- _INFORMATION SUPPLIED_:
****
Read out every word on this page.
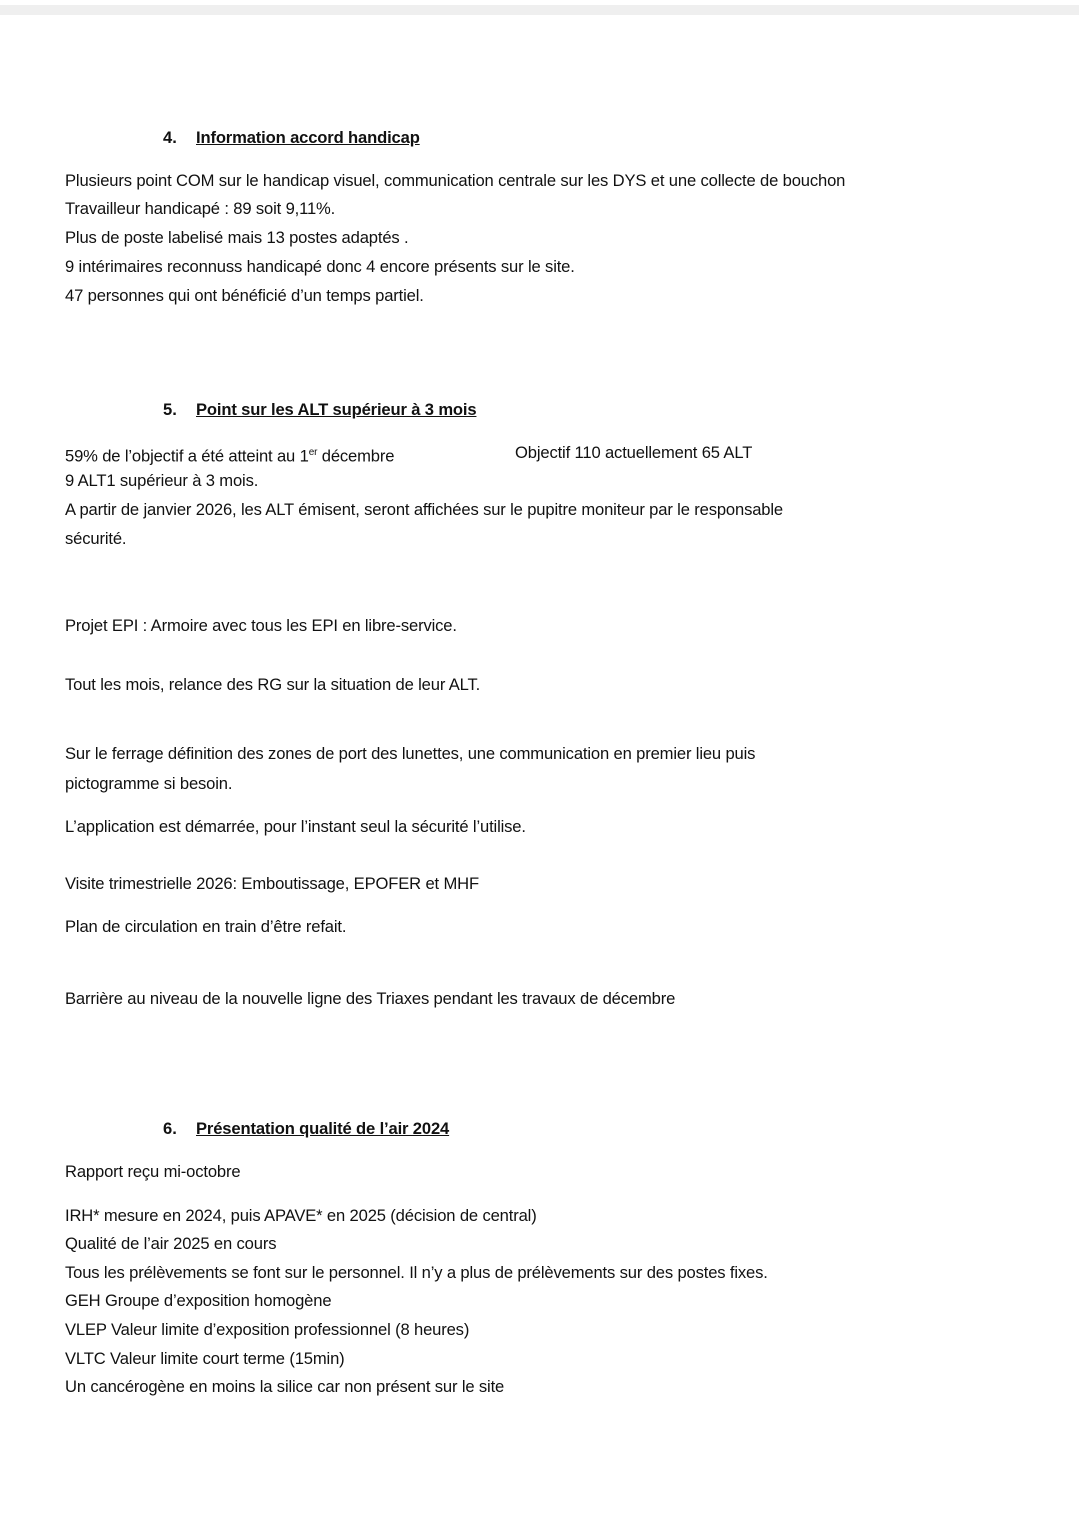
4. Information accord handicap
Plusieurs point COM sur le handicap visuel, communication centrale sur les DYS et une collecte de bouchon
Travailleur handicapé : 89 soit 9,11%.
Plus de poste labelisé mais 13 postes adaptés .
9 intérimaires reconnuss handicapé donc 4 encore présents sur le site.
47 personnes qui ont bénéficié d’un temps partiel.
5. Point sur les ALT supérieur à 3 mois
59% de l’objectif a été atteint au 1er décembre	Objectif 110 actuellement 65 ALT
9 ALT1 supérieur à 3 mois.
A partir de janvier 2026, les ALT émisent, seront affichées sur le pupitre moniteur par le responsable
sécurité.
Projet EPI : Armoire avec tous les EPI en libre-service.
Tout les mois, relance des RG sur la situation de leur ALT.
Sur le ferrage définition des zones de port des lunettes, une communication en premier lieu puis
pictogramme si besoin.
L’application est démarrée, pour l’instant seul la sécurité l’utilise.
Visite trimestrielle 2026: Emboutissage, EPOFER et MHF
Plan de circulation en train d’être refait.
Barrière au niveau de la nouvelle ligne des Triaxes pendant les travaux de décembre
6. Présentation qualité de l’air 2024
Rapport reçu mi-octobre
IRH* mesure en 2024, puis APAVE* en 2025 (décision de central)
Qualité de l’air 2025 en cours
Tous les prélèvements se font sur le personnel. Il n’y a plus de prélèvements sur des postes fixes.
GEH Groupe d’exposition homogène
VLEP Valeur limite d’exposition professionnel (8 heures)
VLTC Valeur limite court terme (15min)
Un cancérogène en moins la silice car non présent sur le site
****
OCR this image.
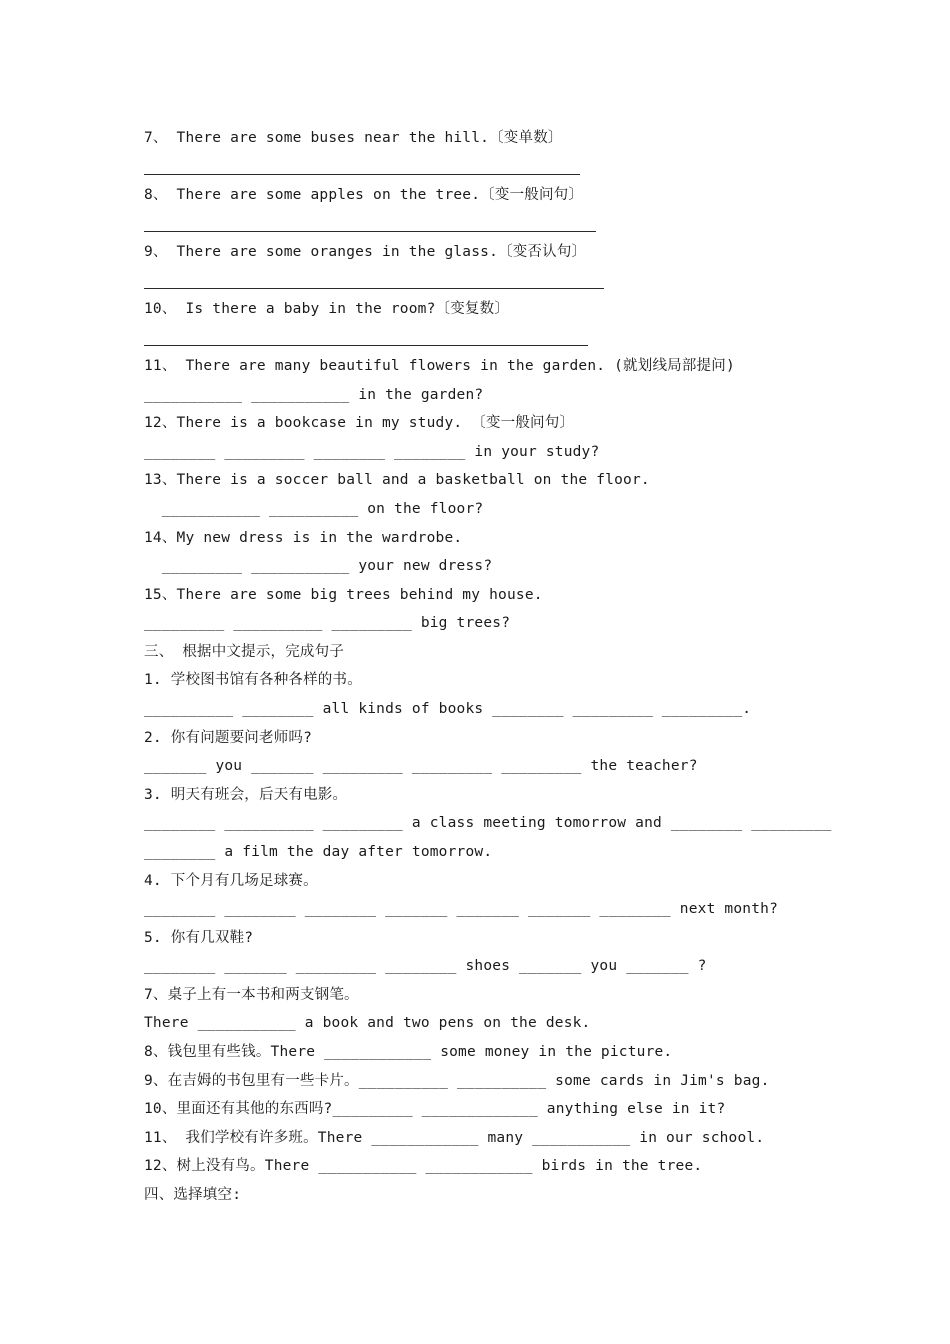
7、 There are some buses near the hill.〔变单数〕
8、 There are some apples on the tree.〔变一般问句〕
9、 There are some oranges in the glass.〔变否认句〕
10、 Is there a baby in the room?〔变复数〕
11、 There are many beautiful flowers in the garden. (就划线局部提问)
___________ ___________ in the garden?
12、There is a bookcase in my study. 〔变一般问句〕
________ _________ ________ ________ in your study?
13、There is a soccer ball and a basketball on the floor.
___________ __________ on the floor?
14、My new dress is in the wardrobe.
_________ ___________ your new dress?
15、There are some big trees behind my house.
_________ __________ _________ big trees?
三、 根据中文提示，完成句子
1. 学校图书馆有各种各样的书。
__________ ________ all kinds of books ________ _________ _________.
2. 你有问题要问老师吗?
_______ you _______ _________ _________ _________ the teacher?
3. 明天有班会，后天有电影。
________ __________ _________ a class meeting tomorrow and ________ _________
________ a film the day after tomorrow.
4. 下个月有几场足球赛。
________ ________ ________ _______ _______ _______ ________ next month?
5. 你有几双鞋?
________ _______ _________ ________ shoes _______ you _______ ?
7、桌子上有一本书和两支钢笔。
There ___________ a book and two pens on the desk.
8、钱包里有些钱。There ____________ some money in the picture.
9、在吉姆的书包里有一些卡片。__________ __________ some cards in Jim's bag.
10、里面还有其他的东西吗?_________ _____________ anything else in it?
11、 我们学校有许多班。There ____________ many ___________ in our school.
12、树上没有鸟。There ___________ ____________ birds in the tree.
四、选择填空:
****
- _WHAT YOU NEED TO DO_: Find the lines containing "sécurité" and list every one of them.

- _RESULT_:
sécurité.
L’application est démarrée, pour l’instant seul la sécurité l’utilise.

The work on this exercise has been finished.